▶ GIVEN PROBLEM:
Extract every record, exactly as written, and ignore the pictures.

───── SOURCE DATA

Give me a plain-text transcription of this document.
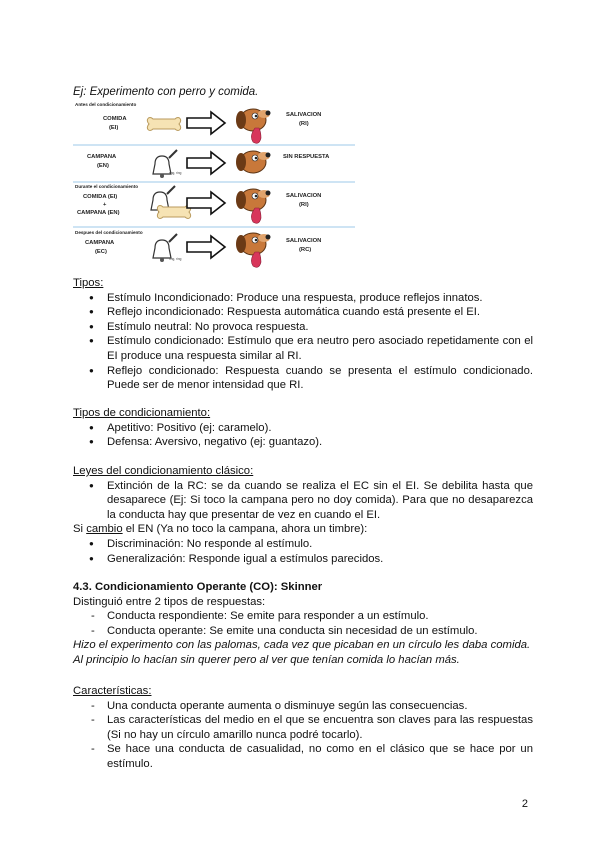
Ej: Experimento con perro y comida.
Antes del condicionamiento
COMIDA
(EI)
SALIVACION
(RI)
CAMPANA
(EN)
ring, ring
SIN RESPUESTA
Durante el condicionamiento
COMIDA (EI)
+
CAMPANA (EN)
SALIVACION
(RI)
Despues del condicionamiento
CAMPANA
(EC)
ring, ring
SALIVACION
(RC)
Tipos:
● Estímulo Incondicionado: Produce una respuesta, produce reflejos innatos.
● Reflejo incondicionado: Respuesta automática cuando está presente el EI.
● Estímulo neutral: No provoca respuesta.
● Estímulo condicionado: Estímulo que era neutro pero asociado repetidamente con el EI produce una respuesta similar al RI.
● Reflejo condicionado: Respuesta cuando se presenta el estímulo condicionado. Puede ser de menor intensidad que RI.
Tipos de condicionamiento:
● Apetitivo: Positivo (ej: caramelo).
● Defensa: Aversivo, negativo (ej: guantazo).
Leyes del condicionamiento clásico:
● Extinción de la RC: se da cuando se realiza el EC sin el EI. Se debilita hasta que desaparece (Ej: Si toco la campana pero no doy comida). Para que no desaparezca la conducta hay que presentar de vez en cuando el EI.
Si cambio el EN (Ya no toco la campana, ahora un timbre):
● Discriminación: No responde al estímulo.
● Generalización: Responde igual a estímulos parecidos.
4.3. Condicionamiento Operante (CO): Skinner
Distinguió entre 2 tipos de respuestas:
- Conducta respondiente: Se emite para responder a un estímulo.
- Conducta operante: Se emite una conducta sin necesidad de un estímulo.
Hizo el experimento con las palomas, cada vez que picaban en un círculo les daba comida. Al principio lo hacían sin querer pero al ver que tenían comida lo hacían más.
Características:
- Una conducta operante aumenta o disminuye según las consecuencias.
- Las características del medio en el que se encuentra son claves para las respuestas (Si no hay un círculo amarillo nunca podré tocarlo).
- Se hace una conducta de casualidad, no como en el clásico que se hace por un estímulo.
2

──────────

▶ OUTPUT OF THE EXERCISE:
Give me a plain-text transcription of this document.
Ej: Experimento con perro y comida.
Antes del condicionamiento
COMIDA
(EI)
SALIVACION
(RI)
CAMPANA
(EN)
ring, ring
SIN RESPUESTA
Durante el condicionamiento
COMIDA (EI)
+
CAMPANA (EN)
SALIVACION
(RI)
Despues del condicionamiento
CAMPANA
(EC)
ring, ring
SALIVACION
(RC)
Tipos:
● Estímulo Incondicionado: Produce una respuesta, produce reflejos innatos.
● Reflejo incondicionado: Respuesta automática cuando está presente el EI.
● Estímulo neutral: No provoca respuesta.
● Estímulo condicionado: Estímulo que era neutro pero asociado repetidamente con el EI produce una respuesta similar al RI.
● Reflejo condicionado: Respuesta cuando se presenta el estímulo condicionado. Puede ser de menor intensidad que RI.
Tipos de condicionamiento:
● Apetitivo: Positivo (ej: caramelo).
● Defensa: Aversivo, negativo (ej: guantazo).
Leyes del condicionamiento clásico:
● Extinción de la RC: se da cuando se realiza el EC sin el EI. Se debilita hasta que desaparece (Ej: Si toco la campana pero no doy comida). Para que no desaparezca la conducta hay que presentar de vez en cuando el EI.
Si cambio el EN (Ya no toco la campana, ahora un timbre):
● Discriminación: No responde al estímulo.
● Generalización: Responde igual a estímulos parecidos.
4.3. Condicionamiento Operante (CO): Skinner
Distinguió entre 2 tipos de respuestas:
- Conducta respondiente: Se emite para responder a un estímulo.
- Conducta operante: Se emite una conducta sin necesidad de un estímulo.
Hizo el experimento con las palomas, cada vez que picaban en un círculo les daba comida. Al principio lo hacían sin querer pero al ver que tenían comida lo hacían más.
Características:
- Una conducta operante aumenta o disminuye según las consecuencias.
- Las características del medio en el que se encuentra son claves para las respuestas (Si no hay un círculo amarillo nunca podré tocarlo).
- Se hace una conducta de casualidad, no como en el clásico que se hace por un estímulo.
2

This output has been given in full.